Exercise task —
Would you set down every entry shown below, precisely as written?

Dataset records —
* * * *

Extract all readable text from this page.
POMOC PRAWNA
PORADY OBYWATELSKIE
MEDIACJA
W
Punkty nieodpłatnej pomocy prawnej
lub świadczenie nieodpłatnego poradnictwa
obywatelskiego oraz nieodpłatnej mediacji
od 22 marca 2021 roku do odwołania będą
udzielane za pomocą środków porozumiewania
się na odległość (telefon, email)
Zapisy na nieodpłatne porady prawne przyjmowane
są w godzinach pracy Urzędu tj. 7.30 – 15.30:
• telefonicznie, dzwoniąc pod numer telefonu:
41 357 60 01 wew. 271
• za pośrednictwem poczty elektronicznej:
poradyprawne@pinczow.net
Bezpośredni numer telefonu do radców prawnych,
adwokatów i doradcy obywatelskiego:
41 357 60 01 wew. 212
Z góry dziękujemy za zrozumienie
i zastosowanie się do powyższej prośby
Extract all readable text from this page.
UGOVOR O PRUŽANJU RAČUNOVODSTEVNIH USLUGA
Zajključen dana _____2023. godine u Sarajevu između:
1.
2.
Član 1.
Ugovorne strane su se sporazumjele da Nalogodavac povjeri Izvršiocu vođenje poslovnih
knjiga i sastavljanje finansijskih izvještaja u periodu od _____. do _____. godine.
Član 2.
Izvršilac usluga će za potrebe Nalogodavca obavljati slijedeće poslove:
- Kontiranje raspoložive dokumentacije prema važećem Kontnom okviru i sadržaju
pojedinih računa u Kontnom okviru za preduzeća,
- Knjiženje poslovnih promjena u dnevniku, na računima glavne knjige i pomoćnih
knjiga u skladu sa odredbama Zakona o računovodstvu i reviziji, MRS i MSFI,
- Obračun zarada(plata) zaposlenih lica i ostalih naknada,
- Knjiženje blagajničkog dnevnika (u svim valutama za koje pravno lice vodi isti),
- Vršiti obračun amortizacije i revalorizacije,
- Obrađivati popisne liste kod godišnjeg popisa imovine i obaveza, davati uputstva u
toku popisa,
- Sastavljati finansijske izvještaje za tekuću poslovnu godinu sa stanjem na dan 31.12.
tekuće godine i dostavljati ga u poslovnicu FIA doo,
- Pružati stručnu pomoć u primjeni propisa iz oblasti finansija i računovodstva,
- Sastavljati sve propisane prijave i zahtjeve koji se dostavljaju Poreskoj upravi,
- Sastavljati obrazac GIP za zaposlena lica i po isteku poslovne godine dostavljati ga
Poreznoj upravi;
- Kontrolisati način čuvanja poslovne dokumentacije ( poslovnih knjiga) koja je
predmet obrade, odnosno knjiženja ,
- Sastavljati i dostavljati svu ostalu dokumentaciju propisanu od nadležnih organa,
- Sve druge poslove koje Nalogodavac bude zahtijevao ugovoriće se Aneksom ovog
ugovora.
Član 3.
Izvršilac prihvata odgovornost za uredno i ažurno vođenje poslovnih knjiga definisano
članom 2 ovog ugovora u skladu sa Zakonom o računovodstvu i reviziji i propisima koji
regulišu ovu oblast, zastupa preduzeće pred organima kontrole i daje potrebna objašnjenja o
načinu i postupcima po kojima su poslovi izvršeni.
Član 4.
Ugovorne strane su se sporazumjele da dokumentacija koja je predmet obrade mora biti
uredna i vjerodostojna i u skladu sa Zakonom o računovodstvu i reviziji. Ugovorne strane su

* * * *

Result for this exercise —
Extract all readable text from this page.
POMOC PRAWNA
PORADY OBYWATELSKIE
MEDIACJA
W
Punkty nieodpłatnej pomocy prawnej
lub świadczenie nieodpłatnego poradnictwa
obywatelskiego oraz nieodpłatnej mediacji
od 22 marca 2021 roku do odwołania będą
udzielane za pomocą środków porozumiewania
się na odległość (telefon, email)
Zapisy na nieodpłatne porady prawne przyjmowane
są w godzinach pracy Urzędu tj. 7.30 – 15.30:
• telefonicznie, dzwoniąc pod numer telefonu:
41 357 60 01 wew. 271
• za pośrednictwem poczty elektronicznej:
poradyprawne@pinczow.net
Bezpośredni numer telefonu do radców prawnych,
adwokatów i doradcy obywatelskiego:
41 357 60 01 wew. 212
Z góry dziękujemy za zrozumienie
i zastosowanie się do powyższej prośby
Extract all readable text from this page.
UGOVOR O PRUŽANJU RAČUNOVODSTEVNIH USLUGA
Zajključen dana _____2023. godine u Sarajevu između:
1.
2.
Član 1.
Ugovorne strane su se sporazumjele da Nalogodavac povjeri Izvršiocu vođenje poslovnih
knjiga i sastavljanje finansijskih izvještaja u periodu od _____. do _____. godine.
Član 2.
Izvršilac usluga će za potrebe Nalogodavca obavljati slijedeće poslove:
- Kontiranje raspoložive dokumentacije prema važećem Kontnom okviru i sadržaju
pojedinih računa u Kontnom okviru za preduzeća,
- Knjiženje poslovnih promjena u dnevniku, na računima glavne knjige i pomoćnih
knjiga u skladu sa odredbama Zakona o računovodstvu i reviziji, MRS i MSFI,
- Obračun zarada(plata) zaposlenih lica i ostalih naknada,
- Knjiženje blagajničkog dnevnika (u svim valutama za koje pravno lice vodi isti),
- Vršiti obračun amortizacije i revalorizacije,
- Obrađivati popisne liste kod godišnjeg popisa imovine i obaveza, davati uputstva u
toku popisa,
- Sastavljati finansijske izvještaje za tekuću poslovnu godinu sa stanjem na dan 31.12.
tekuće godine i dostavljati ga u poslovnicu FIA doo,
- Pružati stručnu pomoć u primjeni propisa iz oblasti finansija i računovodstva,
- Sastavljati sve propisane prijave i zahtjeve koji se dostavljaju Poreskoj upravi,
- Sastavljati obrazac GIP za zaposlena lica i po isteku poslovne godine dostavljati ga
Poreznoj upravi;
- Kontrolisati način čuvanja poslovne dokumentacije ( poslovnih knjiga) koja je
predmet obrade, odnosno knjiženja ,
- Sastavljati i dostavljati svu ostalu dokumentaciju propisanu od nadležnih organa,
- Sve druge poslove koje Nalogodavac bude zahtijevao ugovoriće se Aneksom ovog
ugovora.
Član 3.
Izvršilac prihvata odgovornost za uredno i ažurno vođenje poslovnih knjiga definisano
članom 2 ovog ugovora u skladu sa Zakonom o računovodstvu i reviziji i propisima koji
regulišu ovu oblast, zastupa preduzeće pred organima kontrole i daje potrebna objašnjenja o
načinu i postupcima po kojima su poslovi izvršeni.
Član 4.
Ugovorne strane su se sporazumjele da dokumentacija koja je predmet obrade mora biti
uredna i vjerodostojna i u skladu sa Zakonom o računovodstvu i reviziji. Ugovorne strane su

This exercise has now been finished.